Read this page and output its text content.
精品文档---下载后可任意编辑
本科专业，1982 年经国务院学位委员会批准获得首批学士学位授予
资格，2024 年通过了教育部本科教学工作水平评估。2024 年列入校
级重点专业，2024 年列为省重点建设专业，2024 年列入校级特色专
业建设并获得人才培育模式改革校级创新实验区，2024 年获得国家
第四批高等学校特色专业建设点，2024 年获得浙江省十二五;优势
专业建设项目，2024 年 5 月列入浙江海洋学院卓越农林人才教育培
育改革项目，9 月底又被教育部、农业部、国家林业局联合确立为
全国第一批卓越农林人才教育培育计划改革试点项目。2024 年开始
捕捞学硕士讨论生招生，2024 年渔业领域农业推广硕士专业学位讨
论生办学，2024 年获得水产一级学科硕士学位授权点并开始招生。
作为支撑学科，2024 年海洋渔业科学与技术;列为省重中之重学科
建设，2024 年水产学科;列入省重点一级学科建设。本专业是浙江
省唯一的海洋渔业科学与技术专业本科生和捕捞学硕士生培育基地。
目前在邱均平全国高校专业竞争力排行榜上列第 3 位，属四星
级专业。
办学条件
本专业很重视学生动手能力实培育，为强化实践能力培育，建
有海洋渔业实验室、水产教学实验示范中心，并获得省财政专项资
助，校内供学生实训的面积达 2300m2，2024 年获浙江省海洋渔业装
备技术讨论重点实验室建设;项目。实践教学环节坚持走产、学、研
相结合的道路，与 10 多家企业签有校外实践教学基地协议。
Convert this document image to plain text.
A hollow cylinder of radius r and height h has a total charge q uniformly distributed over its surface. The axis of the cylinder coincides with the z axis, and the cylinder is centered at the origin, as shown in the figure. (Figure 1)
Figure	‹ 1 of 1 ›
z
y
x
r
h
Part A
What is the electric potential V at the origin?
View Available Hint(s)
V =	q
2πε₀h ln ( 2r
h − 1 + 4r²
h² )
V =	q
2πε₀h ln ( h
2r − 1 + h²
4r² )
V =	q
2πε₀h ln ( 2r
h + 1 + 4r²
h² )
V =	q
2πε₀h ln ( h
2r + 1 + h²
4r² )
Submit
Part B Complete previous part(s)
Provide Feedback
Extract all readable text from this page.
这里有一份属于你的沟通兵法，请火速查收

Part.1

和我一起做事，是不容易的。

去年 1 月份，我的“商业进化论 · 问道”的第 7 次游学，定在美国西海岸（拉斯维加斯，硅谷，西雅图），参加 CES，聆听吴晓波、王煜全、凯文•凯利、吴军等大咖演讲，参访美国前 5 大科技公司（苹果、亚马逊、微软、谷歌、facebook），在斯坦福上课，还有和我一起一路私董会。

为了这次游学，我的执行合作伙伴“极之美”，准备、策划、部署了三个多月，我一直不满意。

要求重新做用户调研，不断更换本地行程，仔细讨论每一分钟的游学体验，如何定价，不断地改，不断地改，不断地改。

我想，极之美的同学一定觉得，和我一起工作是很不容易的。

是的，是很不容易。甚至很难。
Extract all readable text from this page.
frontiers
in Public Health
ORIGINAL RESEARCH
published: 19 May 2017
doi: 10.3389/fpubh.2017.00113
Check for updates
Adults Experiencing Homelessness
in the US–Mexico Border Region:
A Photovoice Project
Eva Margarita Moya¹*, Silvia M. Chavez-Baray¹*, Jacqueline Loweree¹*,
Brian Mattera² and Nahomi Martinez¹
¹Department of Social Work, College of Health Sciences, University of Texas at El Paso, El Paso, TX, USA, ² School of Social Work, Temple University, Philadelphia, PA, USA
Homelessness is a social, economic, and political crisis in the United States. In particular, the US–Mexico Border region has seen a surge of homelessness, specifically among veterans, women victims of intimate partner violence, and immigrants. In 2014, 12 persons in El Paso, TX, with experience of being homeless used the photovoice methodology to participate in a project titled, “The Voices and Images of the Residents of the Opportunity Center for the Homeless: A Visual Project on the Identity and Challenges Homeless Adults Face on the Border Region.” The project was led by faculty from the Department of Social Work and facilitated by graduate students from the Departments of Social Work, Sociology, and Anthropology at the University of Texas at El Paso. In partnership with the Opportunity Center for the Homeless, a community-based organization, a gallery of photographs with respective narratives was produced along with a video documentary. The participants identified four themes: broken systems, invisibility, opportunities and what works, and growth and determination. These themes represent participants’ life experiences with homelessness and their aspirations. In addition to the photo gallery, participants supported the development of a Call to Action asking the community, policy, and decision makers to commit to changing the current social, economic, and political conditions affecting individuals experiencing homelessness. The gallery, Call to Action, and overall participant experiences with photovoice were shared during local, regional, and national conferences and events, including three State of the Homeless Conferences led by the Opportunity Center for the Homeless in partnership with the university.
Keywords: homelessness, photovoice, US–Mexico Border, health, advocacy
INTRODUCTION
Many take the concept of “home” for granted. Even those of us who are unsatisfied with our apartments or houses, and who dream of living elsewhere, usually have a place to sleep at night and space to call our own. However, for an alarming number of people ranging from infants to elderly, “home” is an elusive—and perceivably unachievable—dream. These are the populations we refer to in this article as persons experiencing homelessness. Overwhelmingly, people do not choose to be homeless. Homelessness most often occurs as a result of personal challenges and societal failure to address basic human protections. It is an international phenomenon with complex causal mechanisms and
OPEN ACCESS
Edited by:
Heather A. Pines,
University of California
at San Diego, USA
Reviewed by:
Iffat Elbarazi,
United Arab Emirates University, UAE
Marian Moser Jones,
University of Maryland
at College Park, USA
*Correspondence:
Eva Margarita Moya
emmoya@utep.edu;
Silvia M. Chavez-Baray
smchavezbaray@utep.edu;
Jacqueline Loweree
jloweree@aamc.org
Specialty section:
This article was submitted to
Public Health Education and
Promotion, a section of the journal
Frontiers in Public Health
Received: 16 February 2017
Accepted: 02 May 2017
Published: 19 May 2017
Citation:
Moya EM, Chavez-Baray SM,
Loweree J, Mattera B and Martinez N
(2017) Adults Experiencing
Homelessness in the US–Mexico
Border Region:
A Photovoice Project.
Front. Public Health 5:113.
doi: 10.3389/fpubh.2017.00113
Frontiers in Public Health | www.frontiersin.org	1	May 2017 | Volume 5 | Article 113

___

* Written task:
Every record should be given again exactly.

* Task result:
Read this page and output its text content.
精品文档---下载后可任意编辑
本科专业，1982 年经国务院学位委员会批准获得首批学士学位授予
资格，2024 年通过了教育部本科教学工作水平评估。2024 年列入校
级重点专业，2024 年列为省重点建设专业，2024 年列入校级特色专
业建设并获得人才培育模式改革校级创新实验区，2024 年获得国家
第四批高等学校特色专业建设点，2024 年获得浙江省十二五;优势
专业建设项目，2024 年 5 月列入浙江海洋学院卓越农林人才教育培
育改革项目，9 月底又被教育部、农业部、国家林业局联合确立为
全国第一批卓越农林人才教育培育计划改革试点项目。2024 年开始
捕捞学硕士讨论生招生，2024 年渔业领域农业推广硕士专业学位讨
论生办学，2024 年获得水产一级学科硕士学位授权点并开始招生。
作为支撑学科，2024 年海洋渔业科学与技术;列为省重中之重学科
建设，2024 年水产学科;列入省重点一级学科建设。本专业是浙江
省唯一的海洋渔业科学与技术专业本科生和捕捞学硕士生培育基地。
目前在邱均平全国高校专业竞争力排行榜上列第 3 位，属四星
级专业。
办学条件
本专业很重视学生动手能力实培育，为强化实践能力培育，建
有海洋渔业实验室、水产教学实验示范中心，并获得省财政专项资
助，校内供学生实训的面积达 2300m2，2024 年获浙江省海洋渔业装
备技术讨论重点实验室建设;项目。实践教学环节坚持走产、学、研
相结合的道路，与 10 多家企业签有校外实践教学基地协议。
Convert this document image to plain text.
A hollow cylinder of radius r and height h has a total charge q uniformly distributed over its surface. The axis of the cylinder coincides with the z axis, and the cylinder is centered at the origin, as shown in the figure. (Figure 1)
Figure	‹ 1 of 1 ›
z
y
x
r
h
Part A
What is the electric potential V at the origin?
View Available Hint(s)
V =	q
2πε₀h ln ( 2r
h − 1 + 4r²
h² )
V =	q
2πε₀h ln ( h
2r − 1 + h²
4r² )
V =	q
2πε₀h ln ( 2r
h + 1 + 4r²
h² )
V =	q
2πε₀h ln ( h
2r + 1 + h²
4r² )
Submit
Part B Complete previous part(s)
Provide Feedback
Extract all readable text from this page.
这里有一份属于你的沟通兵法，请火速查收

Part.1

和我一起做事，是不容易的。

去年 1 月份，我的“商业进化论 · 问道”的第 7 次游学，定在美国西海岸（拉斯维加斯，硅谷，西雅图），参加 CES，聆听吴晓波、王煜全、凯文•凯利、吴军等大咖演讲，参访美国前 5 大科技公司（苹果、亚马逊、微软、谷歌、facebook），在斯坦福上课，还有和我一起一路私董会。

为了这次游学，我的执行合作伙伴“极之美”，准备、策划、部署了三个多月，我一直不满意。

要求重新做用户调研，不断更换本地行程，仔细讨论每一分钟的游学体验，如何定价，不断地改，不断地改，不断地改。

我想，极之美的同学一定觉得，和我一起工作是很不容易的。

是的，是很不容易。甚至很难。
Extract all readable text from this page.
frontiers
in Public Health
ORIGINAL RESEARCH
published: 19 May 2017
doi: 10.3389/fpubh.2017.00113
Check for updates
Adults Experiencing Homelessness
in the US–Mexico Border Region:
A Photovoice Project
Eva Margarita Moya¹*, Silvia M. Chavez-Baray¹*, Jacqueline Loweree¹*,
Brian Mattera² and Nahomi Martinez¹
¹Department of Social Work, College of Health Sciences, University of Texas at El Paso, El Paso, TX, USA, ² School of Social Work, Temple University, Philadelphia, PA, USA
Homelessness is a social, economic, and political crisis in the United States. In particular, the US–Mexico Border region has seen a surge of homelessness, specifically among veterans, women victims of intimate partner violence, and immigrants. In 2014, 12 persons in El Paso, TX, with experience of being homeless used the photovoice methodology to participate in a project titled, “The Voices and Images of the Residents of the Opportunity Center for the Homeless: A Visual Project on the Identity and Challenges Homeless Adults Face on the Border Region.” The project was led by faculty from the Department of Social Work and facilitated by graduate students from the Departments of Social Work, Sociology, and Anthropology at the University of Texas at El Paso. In partnership with the Opportunity Center for the Homeless, a community-based organization, a gallery of photographs with respective narratives was produced along with a video documentary. The participants identified four themes: broken systems, invisibility, opportunities and what works, and growth and determination. These themes represent participants’ life experiences with homelessness and their aspirations. In addition to the photo gallery, participants supported the development of a Call to Action asking the community, policy, and decision makers to commit to changing the current social, economic, and political conditions affecting individuals experiencing homelessness. The gallery, Call to Action, and overall participant experiences with photovoice were shared during local, regional, and national conferences and events, including three State of the Homeless Conferences led by the Opportunity Center for the Homeless in partnership with the university.
Keywords: homelessness, photovoice, US–Mexico Border, health, advocacy
INTRODUCTION
Many take the concept of “home” for granted. Even those of us who are unsatisfied with our apartments or houses, and who dream of living elsewhere, usually have a place to sleep at night and space to call our own. However, for an alarming number of people ranging from infants to elderly, “home” is an elusive—and perceivably unachievable—dream. These are the populations we refer to in this article as persons experiencing homelessness. Overwhelmingly, people do not choose to be homeless. Homelessness most often occurs as a result of personal challenges and societal failure to address basic human protections. It is an international phenomenon with complex causal mechanisms and
OPEN ACCESS
Edited by:
Heather A. Pines,
University of California
at San Diego, USA
Reviewed by:
Iffat Elbarazi,
United Arab Emirates University, UAE
Marian Moser Jones,
University of Maryland
at College Park, USA
*Correspondence:
Eva Margarita Moya
emmoya@utep.edu;
Silvia M. Chavez-Baray
smchavezbaray@utep.edu;
Jacqueline Loweree
jloweree@aamc.org
Specialty section:
This article was submitted to
Public Health Education and
Promotion, a section of the journal
Frontiers in Public Health
Received: 16 February 2017
Accepted: 02 May 2017
Published: 19 May 2017
Citation:
Moya EM, Chavez-Baray SM,
Loweree J, Mattera B and Martinez N
(2017) Adults Experiencing
Homelessness in the US–Mexico
Border Region:
A Photovoice Project.
Front. Public Health 5:113.
doi: 10.3389/fpubh.2017.00113
Frontiers in Public Health | www.frontiersin.org	1	May 2017 | Volume 5 | Article 113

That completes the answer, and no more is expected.